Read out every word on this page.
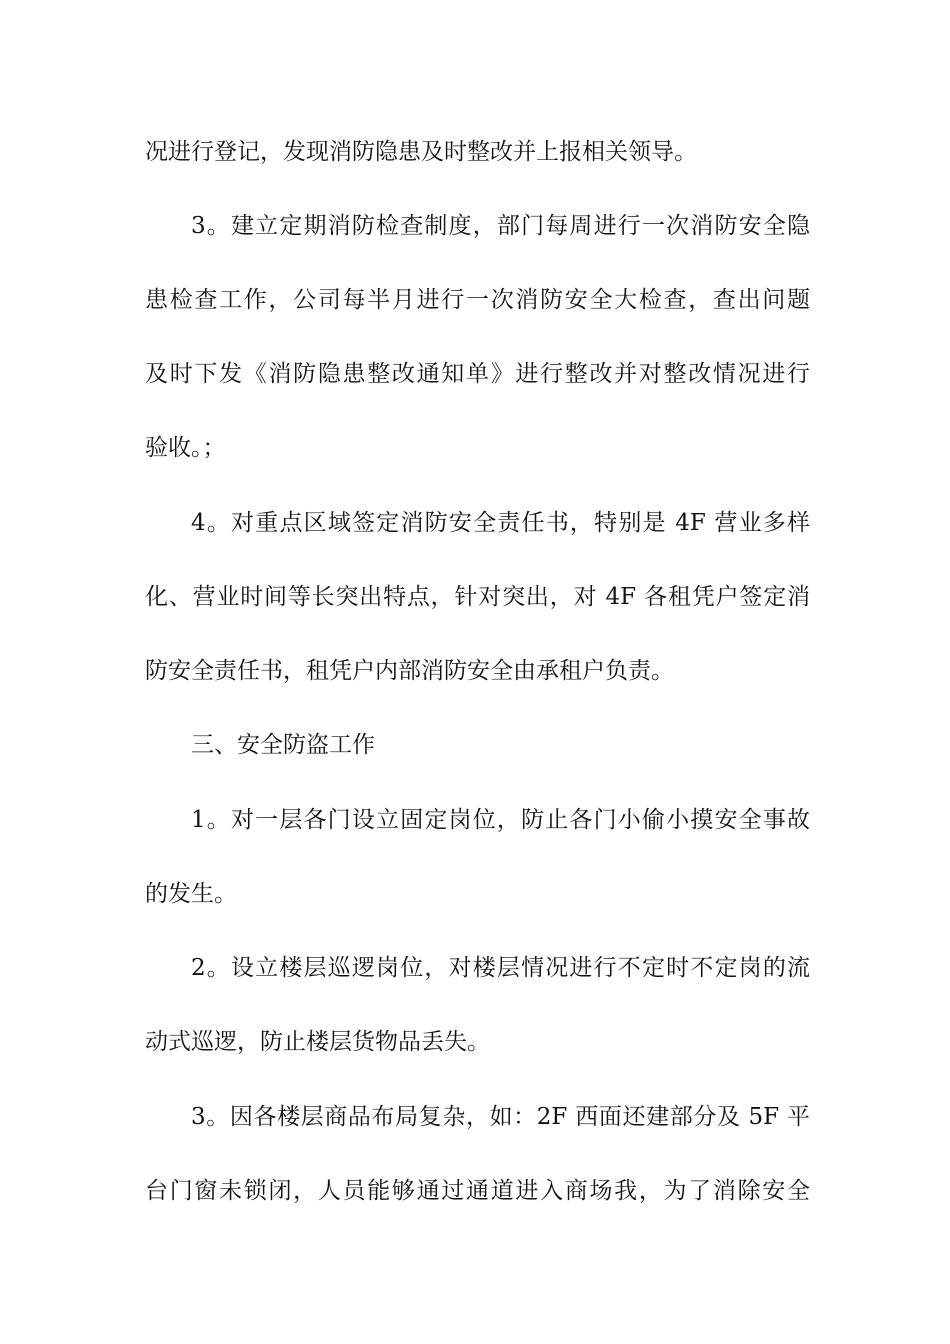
况进行登记，发现消防隐患及时整改并上报相关领导。
3。建立定期消防检查制度，部门每周进行一次消防安全隐
患检查工作，公司每半月进行一次消防安全大检查，查出问题
及时下发《消防隐患整改通知单》进行整改并对整改情况进行
验收。；
4。对重点区域签定消防安全责任书，特别是 4F 营业多样
化、营业时间等长突出特点，针对突出，对 4F 各租凭户签定消
防安全责任书，租凭户内部消防安全由承租户负责。
三、安全防盗工作
1。对一层各门设立固定岗位，防止各门小偷小摸安全事故
的发生。
2。设立楼层巡逻岗位，对楼层情况进行不定时不定岗的流
动式巡逻，防止楼层货物品丢失。
3。因各楼层商品布局复杂，如：2F 西面还建部分及 5F 平
台门窗未锁闭，人员能够通过通道进入商场我，为了消除安全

Set exercise | Omit the pictures, and quote the material above exactly as given.

Complete response |
Read out every word on this page.
况进行登记，发现消防隐患及时整改并上报相关领导。
3。建立定期消防检查制度，部门每周进行一次消防安全隐
患检查工作，公司每半月进行一次消防安全大检查，查出问题
及时下发《消防隐患整改通知单》进行整改并对整改情况进行
验收。；
4。对重点区域签定消防安全责任书，特别是 4F 营业多样
化、营业时间等长突出特点，针对突出，对 4F 各租凭户签定消
防安全责任书，租凭户内部消防安全由承租户负责。
三、安全防盗工作
1。对一层各门设立固定岗位，防止各门小偷小摸安全事故
的发生。
2。设立楼层巡逻岗位，对楼层情况进行不定时不定岗的流
动式巡逻，防止楼层货物品丢失。
3。因各楼层商品布局复杂，如：2F 西面还建部分及 5F 平
台门窗未锁闭，人员能够通过通道进入商场我，为了消除安全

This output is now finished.